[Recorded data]
○ ○ ○

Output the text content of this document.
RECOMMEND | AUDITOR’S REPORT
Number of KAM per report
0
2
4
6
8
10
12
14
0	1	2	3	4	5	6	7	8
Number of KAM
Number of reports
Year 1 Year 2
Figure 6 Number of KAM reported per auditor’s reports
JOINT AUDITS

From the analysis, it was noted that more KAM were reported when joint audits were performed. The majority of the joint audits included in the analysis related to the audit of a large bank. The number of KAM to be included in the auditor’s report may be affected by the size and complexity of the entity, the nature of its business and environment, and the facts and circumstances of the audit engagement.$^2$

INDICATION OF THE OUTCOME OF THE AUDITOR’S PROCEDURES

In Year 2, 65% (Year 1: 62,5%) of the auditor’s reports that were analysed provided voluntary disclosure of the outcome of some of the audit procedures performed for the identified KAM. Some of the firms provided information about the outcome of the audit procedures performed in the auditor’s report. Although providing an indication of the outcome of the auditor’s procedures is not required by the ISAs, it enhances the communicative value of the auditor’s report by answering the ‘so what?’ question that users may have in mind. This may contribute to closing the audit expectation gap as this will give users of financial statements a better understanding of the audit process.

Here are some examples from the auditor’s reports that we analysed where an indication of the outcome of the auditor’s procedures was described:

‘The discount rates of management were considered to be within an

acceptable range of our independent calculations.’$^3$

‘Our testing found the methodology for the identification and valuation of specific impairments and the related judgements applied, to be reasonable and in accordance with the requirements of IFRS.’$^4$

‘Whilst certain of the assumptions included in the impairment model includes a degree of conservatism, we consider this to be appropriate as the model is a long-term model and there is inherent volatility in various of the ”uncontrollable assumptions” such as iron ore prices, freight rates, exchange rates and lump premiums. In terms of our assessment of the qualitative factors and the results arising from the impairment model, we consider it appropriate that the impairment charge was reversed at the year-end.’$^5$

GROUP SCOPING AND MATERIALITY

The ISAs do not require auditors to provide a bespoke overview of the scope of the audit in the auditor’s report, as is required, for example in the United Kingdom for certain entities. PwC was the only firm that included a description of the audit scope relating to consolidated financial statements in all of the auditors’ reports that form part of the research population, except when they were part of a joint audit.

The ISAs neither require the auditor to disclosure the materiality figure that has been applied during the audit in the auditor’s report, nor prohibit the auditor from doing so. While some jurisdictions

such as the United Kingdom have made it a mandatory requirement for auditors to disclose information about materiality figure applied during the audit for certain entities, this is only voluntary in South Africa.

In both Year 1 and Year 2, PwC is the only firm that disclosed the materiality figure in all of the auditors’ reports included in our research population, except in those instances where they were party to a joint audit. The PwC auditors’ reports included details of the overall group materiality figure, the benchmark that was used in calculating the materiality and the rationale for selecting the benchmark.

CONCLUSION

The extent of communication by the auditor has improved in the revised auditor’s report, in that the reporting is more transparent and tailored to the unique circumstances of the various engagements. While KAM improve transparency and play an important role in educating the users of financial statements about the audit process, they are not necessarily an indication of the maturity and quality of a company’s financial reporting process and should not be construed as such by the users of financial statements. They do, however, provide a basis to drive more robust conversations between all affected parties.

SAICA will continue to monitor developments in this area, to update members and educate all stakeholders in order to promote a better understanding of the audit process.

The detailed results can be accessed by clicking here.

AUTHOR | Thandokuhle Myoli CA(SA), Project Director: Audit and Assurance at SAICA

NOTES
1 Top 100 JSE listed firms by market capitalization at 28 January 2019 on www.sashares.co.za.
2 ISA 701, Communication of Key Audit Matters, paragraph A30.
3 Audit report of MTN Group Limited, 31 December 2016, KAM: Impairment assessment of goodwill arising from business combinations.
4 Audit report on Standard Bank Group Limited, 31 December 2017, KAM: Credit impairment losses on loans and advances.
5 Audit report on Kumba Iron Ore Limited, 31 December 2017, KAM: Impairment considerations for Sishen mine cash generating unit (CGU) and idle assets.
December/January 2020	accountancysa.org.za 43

○ ○ ○

Exercise aim:
Write every entry out again exactly.

Reply to the exercise:
Output the text content of this document.
RECOMMEND | AUDITOR’S REPORT
Number of KAM per report
0
2
4
6
8
10
12
14
0	1	2	3	4	5	6	7	8
Number of KAM
Number of reports
Year 1 Year 2
Figure 6 Number of KAM reported per auditor’s reports
JOINT AUDITS

From the analysis, it was noted that more KAM were reported when joint audits were performed. The majority of the joint audits included in the analysis related to the audit of a large bank. The number of KAM to be included in the auditor’s report may be affected by the size and complexity of the entity, the nature of its business and environment, and the facts and circumstances of the audit engagement.$^2$

INDICATION OF THE OUTCOME OF THE AUDITOR’S PROCEDURES

In Year 2, 65% (Year 1: 62,5%) of the auditor’s reports that were analysed provided voluntary disclosure of the outcome of some of the audit procedures performed for the identified KAM. Some of the firms provided information about the outcome of the audit procedures performed in the auditor’s report. Although providing an indication of the outcome of the auditor’s procedures is not required by the ISAs, it enhances the communicative value of the auditor’s report by answering the ‘so what?’ question that users may have in mind. This may contribute to closing the audit expectation gap as this will give users of financial statements a better understanding of the audit process.

Here are some examples from the auditor’s reports that we analysed where an indication of the outcome of the auditor’s procedures was described:

‘The discount rates of management were considered to be within an

acceptable range of our independent calculations.’$^3$

‘Our testing found the methodology for the identification and valuation of specific impairments and the related judgements applied, to be reasonable and in accordance with the requirements of IFRS.’$^4$

‘Whilst certain of the assumptions included in the impairment model includes a degree of conservatism, we consider this to be appropriate as the model is a long-term model and there is inherent volatility in various of the ”uncontrollable assumptions” such as iron ore prices, freight rates, exchange rates and lump premiums. In terms of our assessment of the qualitative factors and the results arising from the impairment model, we consider it appropriate that the impairment charge was reversed at the year-end.’$^5$

GROUP SCOPING AND MATERIALITY

The ISAs do not require auditors to provide a bespoke overview of the scope of the audit in the auditor’s report, as is required, for example in the United Kingdom for certain entities. PwC was the only firm that included a description of the audit scope relating to consolidated financial statements in all of the auditors’ reports that form part of the research population, except when they were part of a joint audit.

The ISAs neither require the auditor to disclosure the materiality figure that has been applied during the audit in the auditor’s report, nor prohibit the auditor from doing so. While some jurisdictions

such as the United Kingdom have made it a mandatory requirement for auditors to disclose information about materiality figure applied during the audit for certain entities, this is only voluntary in South Africa.

In both Year 1 and Year 2, PwC is the only firm that disclosed the materiality figure in all of the auditors’ reports included in our research population, except in those instances where they were party to a joint audit. The PwC auditors’ reports included details of the overall group materiality figure, the benchmark that was used in calculating the materiality and the rationale for selecting the benchmark.

CONCLUSION

The extent of communication by the auditor has improved in the revised auditor’s report, in that the reporting is more transparent and tailored to the unique circumstances of the various engagements. While KAM improve transparency and play an important role in educating the users of financial statements about the audit process, they are not necessarily an indication of the maturity and quality of a company’s financial reporting process and should not be construed as such by the users of financial statements. They do, however, provide a basis to drive more robust conversations between all affected parties.

SAICA will continue to monitor developments in this area, to update members and educate all stakeholders in order to promote a better understanding of the audit process.

The detailed results can be accessed by clicking here.

AUTHOR | Thandokuhle Myoli CA(SA), Project Director: Audit and Assurance at SAICA

NOTES
1 Top 100 JSE listed firms by market capitalization at 28 January 2019 on www.sashares.co.za.
2 ISA 701, Communication of Key Audit Matters, paragraph A30.
3 Audit report of MTN Group Limited, 31 December 2016, KAM: Impairment assessment of goodwill arising from business combinations.
4 Audit report on Standard Bank Group Limited, 31 December 2017, KAM: Credit impairment losses on loans and advances.
5 Audit report on Kumba Iron Ore Limited, 31 December 2017, KAM: Impairment considerations for Sishen mine cash generating unit (CGU) and idle assets.
December/January 2020	accountancysa.org.za 43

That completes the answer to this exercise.